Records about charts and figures
■ ■ ■ ■ ■
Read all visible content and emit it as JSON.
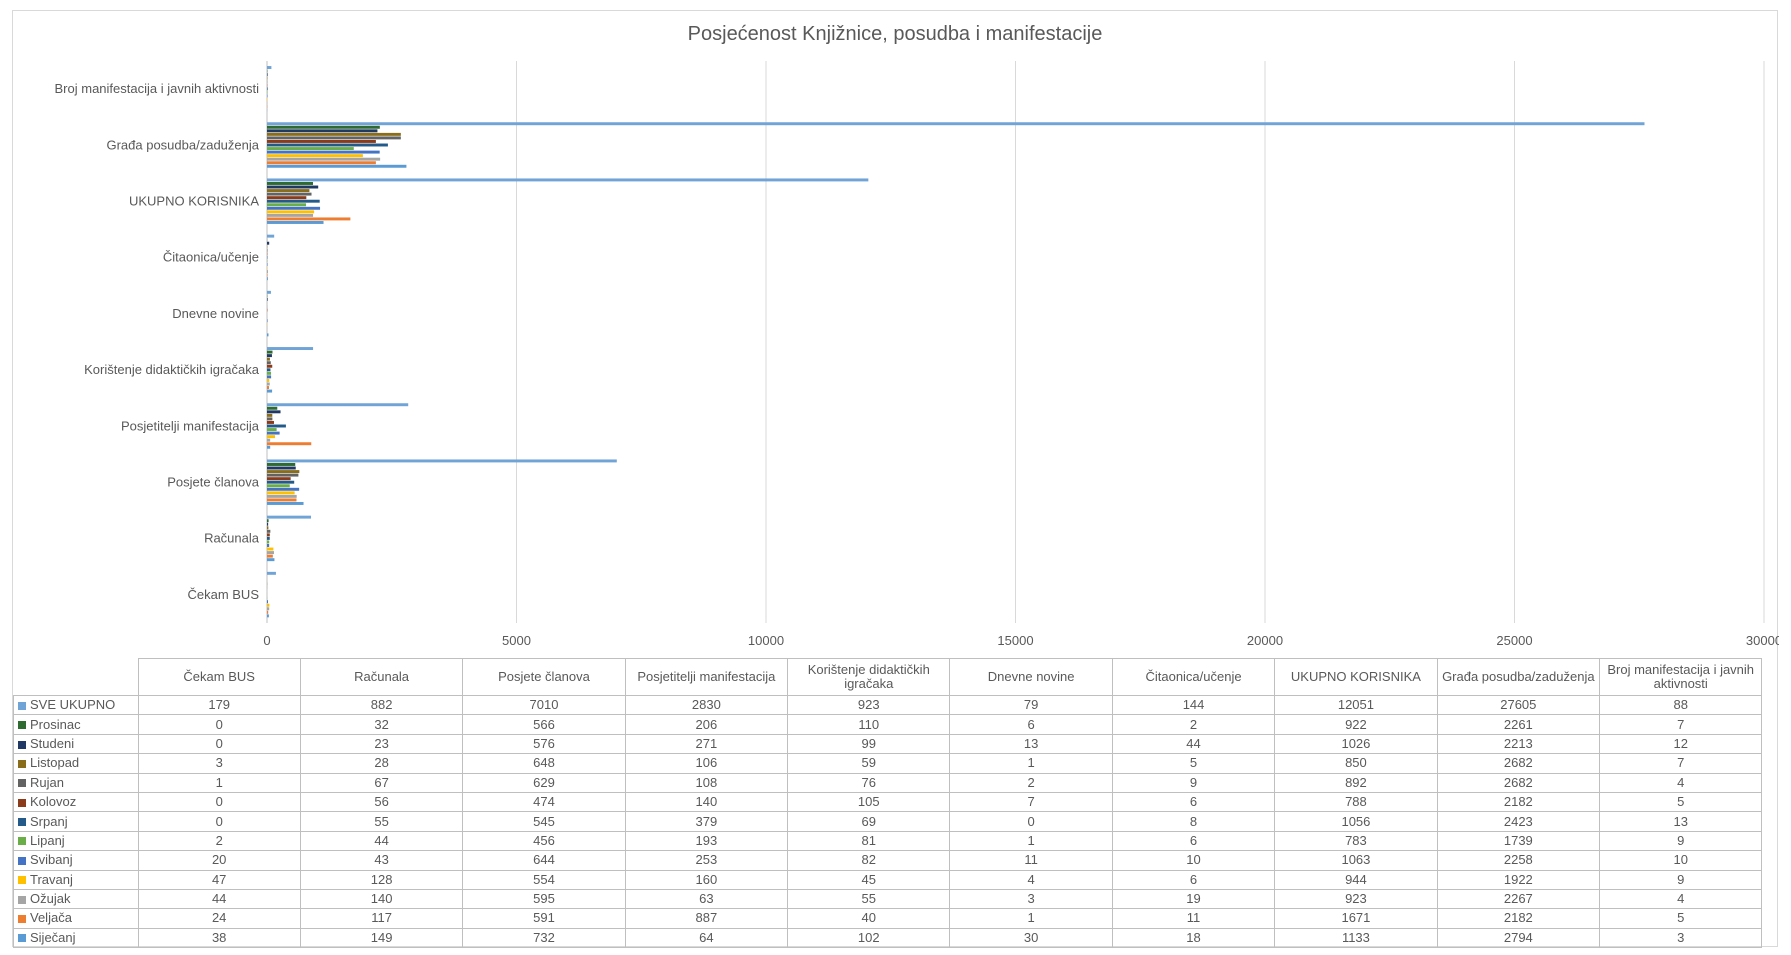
{
  "chart_data": {
    "type": "bar",
    "orientation": "horizontal",
    "title": "Posjećenost Knjižnice, posudba i manifestacije",
    "xlabel": "",
    "ylabel": "",
    "xlim": [
      0,
      30000
    ],
    "x_ticks": [
      "0",
      "5000",
      "10000",
      "15000",
      "20000",
      "25000",
      "30000"
    ],
    "grid": true,
    "legend": "data-table",
    "categories": [
      "Čekam BUS",
      "Računala",
      "Posjete članova",
      "Posjetitelji manifestacija",
      "Korištenje didaktičkih igračaka",
      "Dnevne novine",
      "Čitaonica/učenje",
      "UKUPNO KORISNIKA",
      "Građa posudba/zaduženja",
      "Broj manifestacija i javnih aktivnosti"
    ],
    "series": [
      {
        "name": "SVE UKUPNO",
        "color": "#70a3d6",
        "values": [
          179,
          882,
          7010,
          2830,
          923,
          79,
          144,
          12051,
          27605,
          88
        ]
      },
      {
        "name": "Prosinac",
        "color": "#2e6b30",
        "values": [
          0,
          32,
          566,
          206,
          110,
          6,
          2,
          922,
          2261,
          7
        ]
      },
      {
        "name": "Studeni",
        "color": "#1f3864",
        "values": [
          0,
          23,
          576,
          271,
          99,
          13,
          44,
          1026,
          2213,
          12
        ]
      },
      {
        "name": "Listopad",
        "color": "#8a6d1a",
        "values": [
          3,
          28,
          648,
          106,
          59,
          1,
          5,
          850,
          2682,
          7
        ]
      },
      {
        "name": "Rujan",
        "color": "#636363",
        "values": [
          1,
          67,
          629,
          108,
          76,
          2,
          9,
          892,
          2682,
          4
        ]
      },
      {
        "name": "Kolovoz",
        "color": "#8b3a1a",
        "values": [
          0,
          56,
          474,
          140,
          105,
          7,
          6,
          788,
          2182,
          5
        ]
      },
      {
        "name": "Srpanj",
        "color": "#235a8a",
        "values": [
          0,
          55,
          545,
          379,
          69,
          0,
          8,
          1056,
          2423,
          13
        ]
      },
      {
        "name": "Lipanj",
        "color": "#6aae47",
        "values": [
          2,
          44,
          456,
          193,
          81,
          1,
          6,
          783,
          1739,
          9
        ]
      },
      {
        "name": "Svibanj",
        "color": "#4472c4",
        "values": [
          20,
          43,
          644,
          253,
          82,
          11,
          10,
          1063,
          2258,
          10
        ]
      },
      {
        "name": "Travanj",
        "color": "#ffc000",
        "values": [
          47,
          128,
          554,
          160,
          45,
          4,
          6,
          944,
          1922,
          9
        ]
      },
      {
        "name": "Ožujak",
        "color": "#a5a5a5",
        "values": [
          44,
          140,
          595,
          63,
          55,
          3,
          19,
          923,
          2267,
          4
        ]
      },
      {
        "name": "Veljača",
        "color": "#ed7d31",
        "values": [
          24,
          117,
          591,
          887,
          40,
          1,
          11,
          1671,
          2182,
          5
        ]
      },
      {
        "name": "Siječanj",
        "color": "#5b9bd5",
        "values": [
          38,
          149,
          732,
          64,
          102,
          30,
          18,
          1133,
          2794,
          3
        ]
      }
    ],
    "table_headers": [
      "Čekam BUS",
      "Računala",
      "Posjete članova",
      "Posjetitelji manifestacija",
      "Korištenje didaktičkih igračaka",
      "Dnevne novine",
      "Čitaonica/učenje",
      "UKUPNO KORISNIKA",
      "Građa posudba/zaduženja",
      "Broj manifestacija i javnih aktivnosti"
    ]
  }
}
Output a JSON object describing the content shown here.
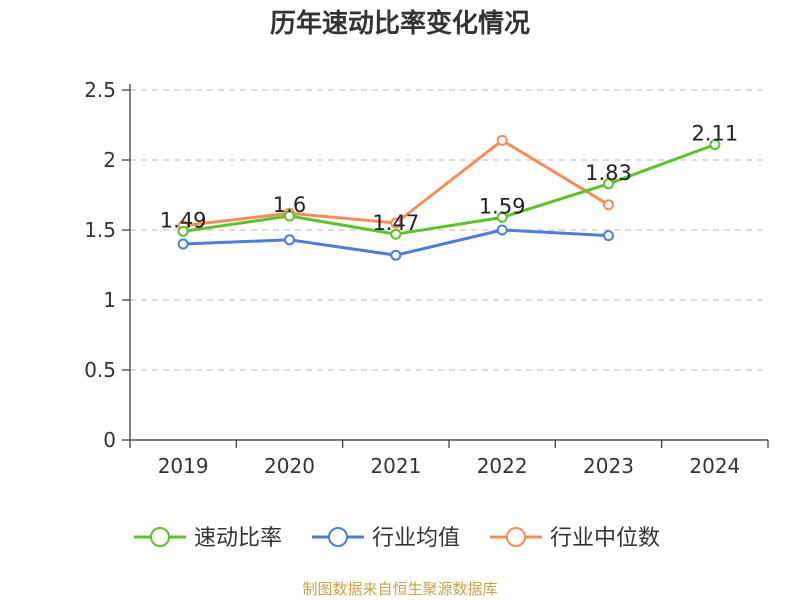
{
  "chart_data": {
    "type": "line",
    "title": "历年速动比率变化情况",
    "categories": [
      "2019",
      "2020",
      "2021",
      "2022",
      "2023",
      "2024"
    ],
    "ylim": [
      0,
      2.5
    ],
    "yticks": [
      "0",
      "0.5",
      "1",
      "1.5",
      "2",
      "2.5"
    ],
    "yticks_values": [
      0,
      0.5,
      1,
      1.5,
      2,
      2.5
    ],
    "grid": true,
    "legend_position": "bottom",
    "series": [
      {
        "name": "速动比率",
        "color": "#5cc12d",
        "values": [
          1.49,
          1.6,
          1.47,
          1.59,
          1.83,
          2.11
        ],
        "labels": [
          "1.49",
          "1.6",
          "1.47",
          "1.59",
          "1.83",
          "2.11"
        ]
      },
      {
        "name": "行业均值",
        "color": "#4a7fd6",
        "values": [
          1.4,
          1.43,
          1.32,
          1.5,
          1.46,
          null
        ]
      },
      {
        "name": "行业中位数",
        "color": "#f58d5a",
        "values": [
          1.53,
          1.62,
          1.55,
          2.14,
          1.68,
          null
        ]
      }
    ],
    "source": "制图数据来自恒生聚源数据库"
  }
}
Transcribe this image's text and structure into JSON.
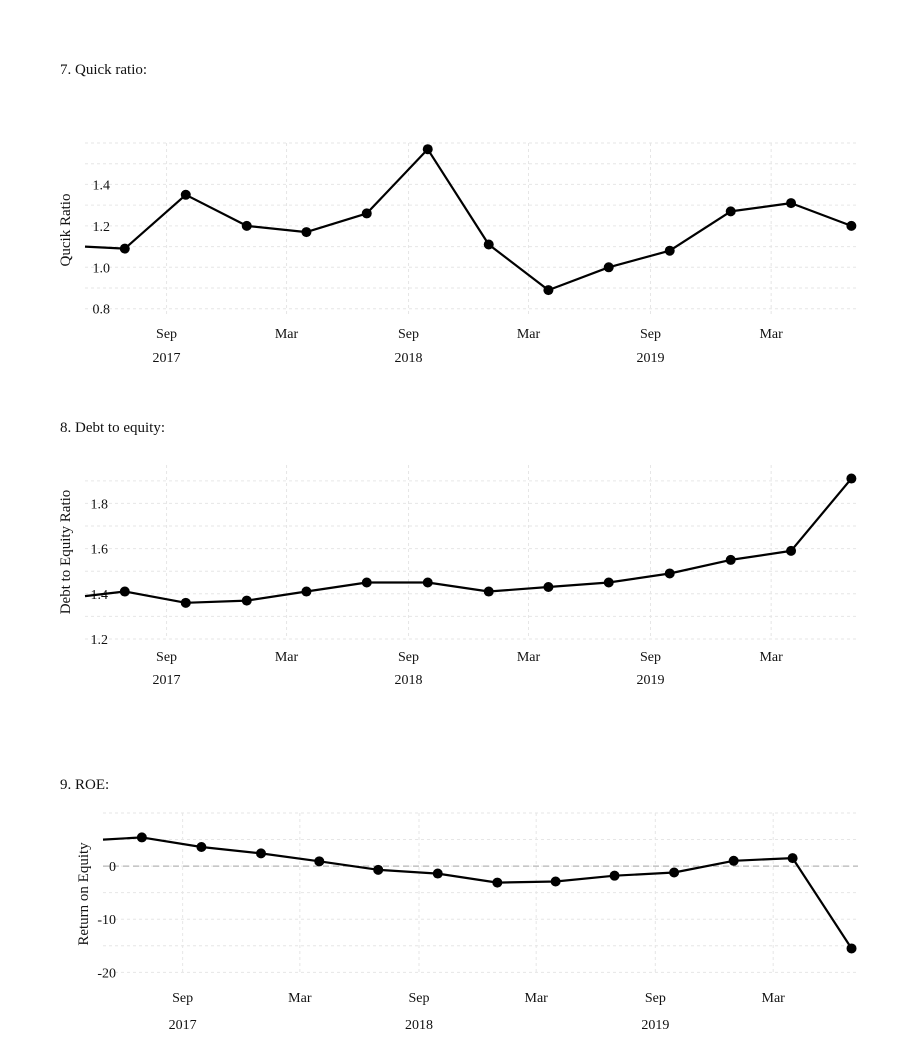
■ ■ ■ ■ ■
Given instruction
Leave the pictures out, and please copy only the lines from the one with "Output a JSON" through the end of the listing.

Answer to the exercise
Output a JSON object describing the content shown here.
{
  "chart_data": {
    "type": "line",
    "title": "历年速动比率变化情况",
    "categories": [
      "2019",
      "2020",
      "2021",
      "2022",
      "2023",
      "2024"
    ],
    "ylim": [
      0,
      2.5
    ],
    "yticks": [
      "0",
      "0.5",
      "1",
      "1.5",
      "2",
      "2.5"
    ],
    "yticks_values": [
      0,
      0.5,
      1,
      1.5,
      2,
      2.5
    ],
    "grid": true,
    "legend_position": "bottom",
    "series": [
      {
        "name": "速动比率",
        "color": "#5cc12d",
        "values": [
          1.49,
          1.6,
          1.47,
          1.59,
          1.83,
          2.11
        ],
        "labels": [
          "1.49",
          "1.6",
          "1.47",
          "1.59",
          "1.83",
          "2.11"
        ]
      },
      {
        "name": "行业均值",
        "color": "#4a7fd6",
        "values": [
          1.4,
          1.43,
          1.32,
          1.5,
          1.46,
          null
        ]
      },
      {
        "name": "行业中位数",
        "color": "#f58d5a",
        "values": [
          1.53,
          1.62,
          1.55,
          2.14,
          1.68,
          null
        ]
      }
    ],
    "source": "制图数据来自恒生聚源数据库"
  }
}
Transcribe this image's text and structure into JSON.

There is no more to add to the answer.